**GOAL OF THE EXERCISE**
Please copy word for word the passage of the inference-engine excerpt below, starting with "the static lambda" and going on through "people actually use.".

DispatchBackend selected_backend() {
    static DispatchBackend selected = []() {
        const char* forced = std::getenv("CIOT_BACKEND");
        if (forced && std::strcmp(forced, "scalar") == 0) return DispatchBackend::Scalar;
        return DispatchBackend::Native;
    }();
    return selected;
}

the static lambda runs exactly once (the first time selected_backend is called) and the result is cached. every subsequent call is a load of a single integer. there is no per-matvec dispatch cost beyond that.

this design is intentional. proper runtime dispatch on x86, where one binary supports both avx-512 and avx2 hosts and picks at startup via cpuid, requires multi-object compilation with per-tu instruction sets, which the makefile does not currently set up. it is on the next-steps list. for now, you build the binary for the cpu you have. on arm you do not have this problem because there is essentially one neon for the cpus people actually use.

the part that took the longest. writing the neon kernel was about an evening. writing the avx2 kernel was another evening. writing the avx-512 kernel was about an hour once i found out mask registers existed. what took multiple days was getting the tail handling, alignment, row scale application, and bench_matvec warmup logic right so the timings i was reading were not lying to me.

the rest of the transformer

a kernel alone is not an inference engine. once the matvec is fast and correct, you have to build the surrounding ops out of pieces that are just as careful. ciot's surface area here is intentionally small:

rmsnorm           // 6 lines
rope_table_apply  // table lookup + 2 multiplies per pair
softmax_inplace   // 2 passes, max-subtract for stability
kv_cache_append   // memcpy
mha_attention_decode    // dot products + softmax + weighted sum
transformer_block_decode_mha  // ties it all together

rmsnorm is six lines. compute the rms, divide each element by it, multiply by a per-element gain.

void rmsnorm(float* out, const float* x, const float* weight, std::uint32_t n, float eps) {
    float ss = 0.0f;
    for (std::uint32_t i = 0; i < n; ++i) ss += x[i] * x[i];
    const float inv_rms = 1.0f / std::sqrt((ss / n) + eps);
    for (std::uint32_t i = 0; i < n; ++i) out[i] = x[i] * inv_rms * weight[i];
}

no batch dimension. no running statistics. no learnable bias. layernorm-without-the-mean is enough.

rope is the part everyone worries about because rotary position embeddings involve a cos and a sin per dimension pair. that is fine at training time and a nightmare at decode time, where you call it 32 times per token through the stack. ciot's trick is to precompute the entire cos and sin table when the model loads:

for (pos = 0; pos < max_position; ++pos)
    for (i = 0; i < even_dim; i += 2)
        table->cos[pos*even_dim + i] = std::cos(pos * pow(theta, -i/even_dim));
        // same for sin

at runtime, applying rope is two multiplies and an add per dimension pair, sourced entirely from the table. zero transcendental functions in the hot path. the rope benchmark in the readme finishes a full 1024-dim rotation in 0.45 microseconds. it is statistically zero compared to the rest of the layer.

**ENTRIES PROVIDED**
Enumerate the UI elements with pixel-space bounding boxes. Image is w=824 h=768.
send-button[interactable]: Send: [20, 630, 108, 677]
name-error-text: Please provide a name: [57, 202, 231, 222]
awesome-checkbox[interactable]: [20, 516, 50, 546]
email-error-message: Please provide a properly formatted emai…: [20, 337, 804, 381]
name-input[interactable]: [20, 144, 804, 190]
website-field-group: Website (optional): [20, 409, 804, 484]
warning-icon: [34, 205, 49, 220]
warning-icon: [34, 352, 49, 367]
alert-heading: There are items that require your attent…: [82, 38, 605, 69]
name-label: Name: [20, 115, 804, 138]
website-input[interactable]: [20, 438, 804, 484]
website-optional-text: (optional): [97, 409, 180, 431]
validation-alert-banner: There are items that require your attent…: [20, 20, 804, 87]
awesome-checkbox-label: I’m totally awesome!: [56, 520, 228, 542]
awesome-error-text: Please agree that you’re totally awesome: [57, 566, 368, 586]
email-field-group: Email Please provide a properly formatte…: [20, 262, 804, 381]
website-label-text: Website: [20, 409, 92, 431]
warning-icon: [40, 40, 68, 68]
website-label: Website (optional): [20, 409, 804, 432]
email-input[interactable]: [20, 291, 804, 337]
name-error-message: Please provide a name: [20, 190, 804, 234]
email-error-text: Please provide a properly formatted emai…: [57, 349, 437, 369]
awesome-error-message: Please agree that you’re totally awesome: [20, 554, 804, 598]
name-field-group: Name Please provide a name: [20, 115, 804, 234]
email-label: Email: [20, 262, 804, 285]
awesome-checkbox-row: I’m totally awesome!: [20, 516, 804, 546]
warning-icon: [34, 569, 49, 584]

**OUTPUT BELOW**
the static lambda runs exactly once (the first time selected_backend is called) and the result is cached. every subsequent call is a load of a single integer. there is no per-matvec dispatch cost beyond that.

this design is intentional. proper runtime dispatch on x86, where one binary supports both avx-512 and avx2 hosts and picks at startup via cpuid, requires multi-object compilation with per-tu instruction sets, which the makefile does not currently set up. it is on the next-steps list. for now, you build the binary for the cpu you have. on arm you do not have this problem because there is essentially one neon for the cpus people actually use.